'''

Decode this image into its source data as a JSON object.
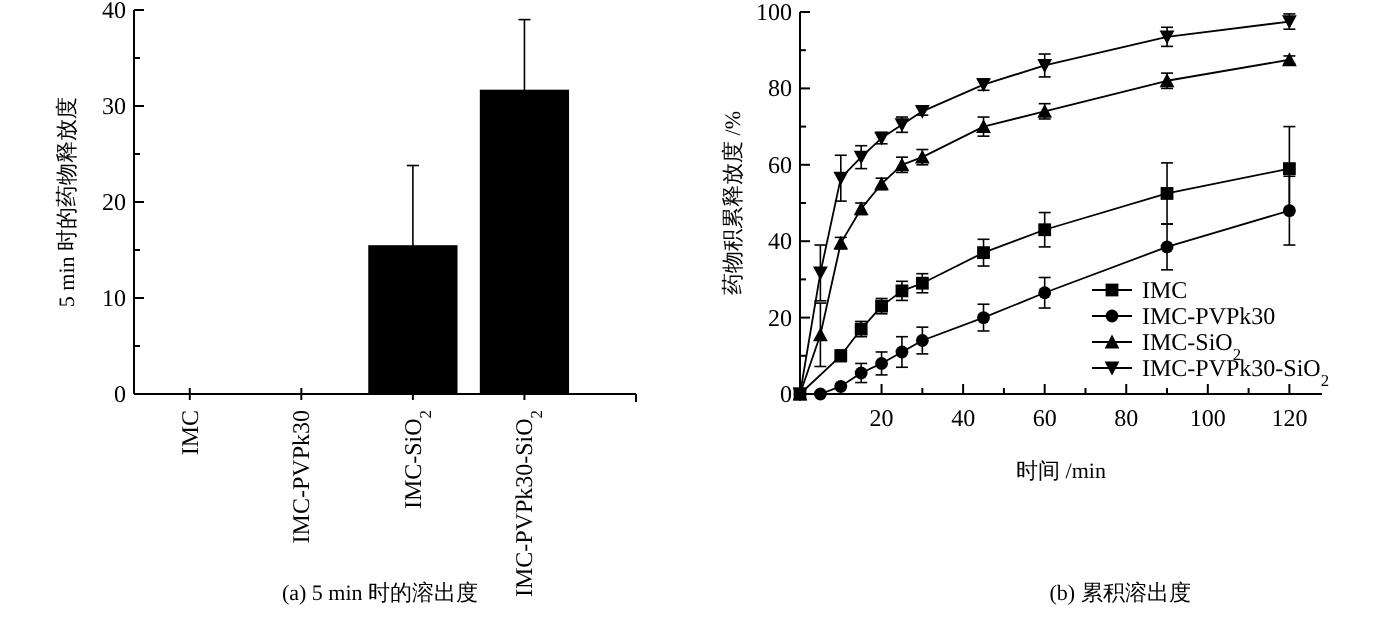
{
  "chart_data": [
    {
      "type": "bar",
      "title": "(a) 5 min 时的溶出度",
      "ylabel": "5 min 时的药物释放度",
      "categories": [
        "IMC",
        "IMC-PVPk30",
        "IMC-SiO$_{2}$",
        "IMC-PVPk30-SiO$_{2}$"
      ],
      "values": [
        0,
        0,
        15.5,
        31.7
      ],
      "errors": [
        null,
        null,
        8.3,
        7.3
      ],
      "color": "#000000",
      "ylim": [
        0,
        40
      ],
      "yticks": [
        0,
        {
          "value": 5,
          "label": null
        },
        10,
        {
          "value": 15,
          "label": null
        },
        20,
        {
          "value": 25,
          "label": null
        },
        30,
        {
          "value": 35,
          "label": null
        },
        40
      ]
    },
    {
      "type": "line",
      "title": "(b) 累积溶出度",
      "xlabel": "时间 /min",
      "ylabel": "药物积累释放度 /%",
      "xlim": [
        0,
        128
      ],
      "ylim": [
        0,
        100
      ],
      "legend": "bottom right",
      "line_style": "solid",
      "xticks": [
        {
          "value": 10,
          "label": null
        },
        20,
        {
          "value": 30,
          "label": null
        },
        40,
        {
          "value": 50,
          "label": null
        },
        60,
        {
          "value": 70,
          "label": null
        },
        80,
        {
          "value": 90,
          "label": null
        },
        100,
        {
          "value": 110,
          "label": null
        },
        120
      ],
      "yticks": [
        0,
        {
          "value": 10,
          "label": null
        },
        20,
        {
          "value": 30,
          "label": null
        },
        40,
        {
          "value": 50,
          "label": null
        },
        60,
        {
          "value": 70,
          "label": null
        },
        80,
        {
          "value": 90,
          "label": null
        },
        100
      ],
      "series": [
        {
          "name": "IMC",
          "color": "#000000",
          "marker": "square",
          "x": [
            0,
            10,
            15,
            20,
            25,
            30,
            45,
            60,
            90,
            120
          ],
          "values": [
            0,
            10,
            17,
            23,
            27,
            29,
            37,
            43,
            52.5,
            59
          ],
          "errors": [
            null,
            1.5,
            2,
            2,
            2.5,
            2.5,
            3.5,
            4.5,
            8,
            11
          ]
        },
        {
          "name": "IMC-PVPk30",
          "color": "#000000",
          "marker": "circle",
          "x": [
            5,
            10,
            15,
            20,
            25,
            30,
            45,
            60,
            90,
            120
          ],
          "values": [
            0,
            2,
            5.5,
            8,
            11,
            14,
            20,
            26.5,
            38.5,
            48
          ],
          "errors": [
            null,
            null,
            2.5,
            3,
            4,
            3.5,
            3.5,
            4,
            6,
            9
          ]
        },
        {
          "name": "IMC-SiO$_{2}$",
          "color": "#000000",
          "marker": "triangle",
          "x": [
            0,
            5,
            10,
            15,
            20,
            25,
            30,
            45,
            60,
            90,
            120
          ],
          "values": [
            0,
            15.5,
            39.5,
            48.5,
            55,
            60,
            62,
            70,
            74,
            82,
            87.5
          ],
          "errors": [
            null,
            8.3,
            1.5,
            1.5,
            1.5,
            2,
            2,
            2.5,
            2,
            2,
            1
          ]
        },
        {
          "name": "IMC-PVPk30-SiO$_{2}$",
          "color": "#000000",
          "marker": "triangle-down",
          "x": [
            0,
            5,
            10,
            15,
            20,
            25,
            30,
            45,
            60,
            90,
            120
          ],
          "values": [
            0,
            31.7,
            56.5,
            62,
            67,
            70.5,
            74,
            81,
            86,
            93.5,
            97.5
          ],
          "errors": [
            null,
            7.3,
            6,
            3,
            1.5,
            2,
            1,
            1.5,
            3,
            2.5,
            2
          ]
        }
      ]
    }
  ]
}
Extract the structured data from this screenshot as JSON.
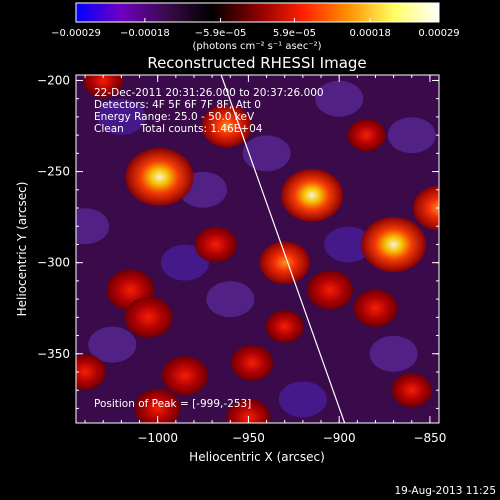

'''

To be done - List all lines holding the string "this".

Task output -
Decode this image into its source data as a JSON object.
Extract the structured data from this screenshot as JSON.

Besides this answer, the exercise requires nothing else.